** GIVEN TASK **
Reproduce every entry that follows word for word, but omit the images.
+ + + + + + +
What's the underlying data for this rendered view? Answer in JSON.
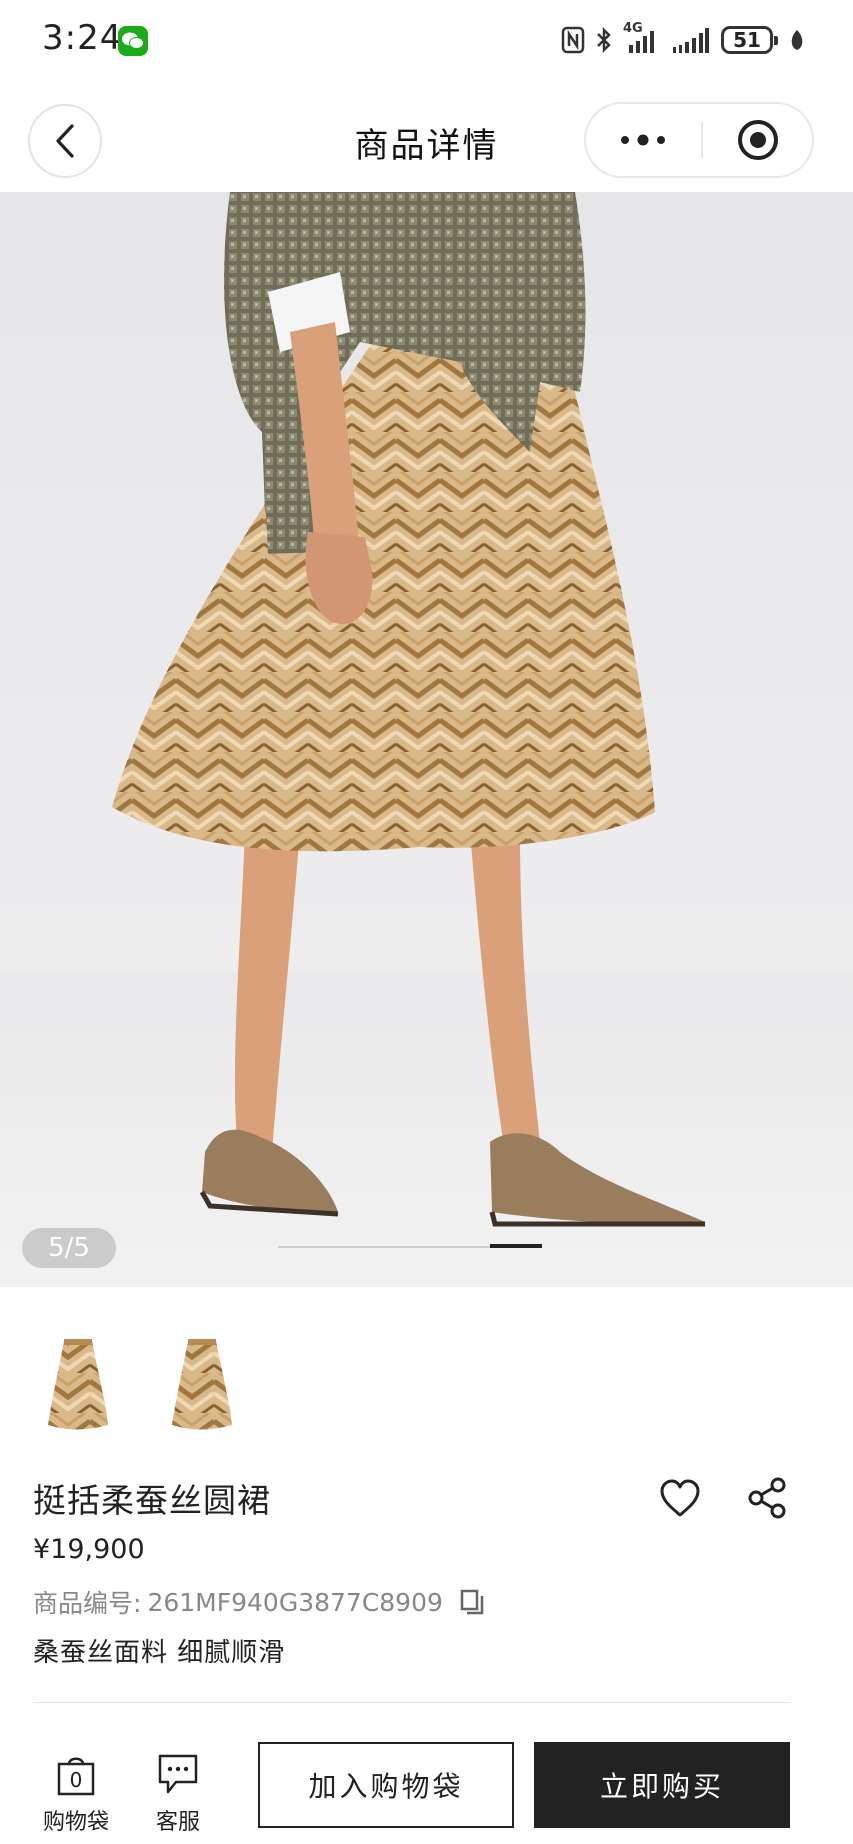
{
  "status_bar": {
    "time": "3:24",
    "network": "4G",
    "battery": "51"
  },
  "nav": {
    "title": "商品详情"
  },
  "gallery": {
    "counter": "5/5",
    "current_index": 5,
    "total": 5
  },
  "product": {
    "name": "挺括柔蚕丝圆裙",
    "price": "¥19,900",
    "sku_label": "商品编号:",
    "sku_value": "261MF940G3877C8909",
    "tagline": "桑蚕丝面料 细腻顺滑"
  },
  "bottom_bar": {
    "bag_label": "购物袋",
    "bag_count": "0",
    "service_label": "客服",
    "add_to_bag": "加入购物袋",
    "buy_now": "立即购买"
  },
  "colors": {
    "accent_dark": "#222222",
    "wechat_green": "#1aad19"
  }
}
+ + + + + + +
** OUTPUT FOR THIS TASK **
What's the underlying data for this rendered view? Answer in JSON.
{
  "status_bar": {
    "time": "3:24",
    "network": "4G",
    "battery": "51"
  },
  "nav": {
    "title": "商品详情"
  },
  "gallery": {
    "counter": "5/5",
    "current_index": 5,
    "total": 5
  },
  "product": {
    "name": "挺括柔蚕丝圆裙",
    "price": "¥19,900",
    "sku_label": "商品编号:",
    "sku_value": "261MF940G3877C8909",
    "tagline": "桑蚕丝面料 细腻顺滑"
  },
  "bottom_bar": {
    "bag_label": "购物袋",
    "bag_count": "0",
    "service_label": "客服",
    "add_to_bag": "加入购物袋",
    "buy_now": "立即购买"
  },
  "colors": {
    "accent_dark": "#222222",
    "wechat_green": "#1aad19"
  }
}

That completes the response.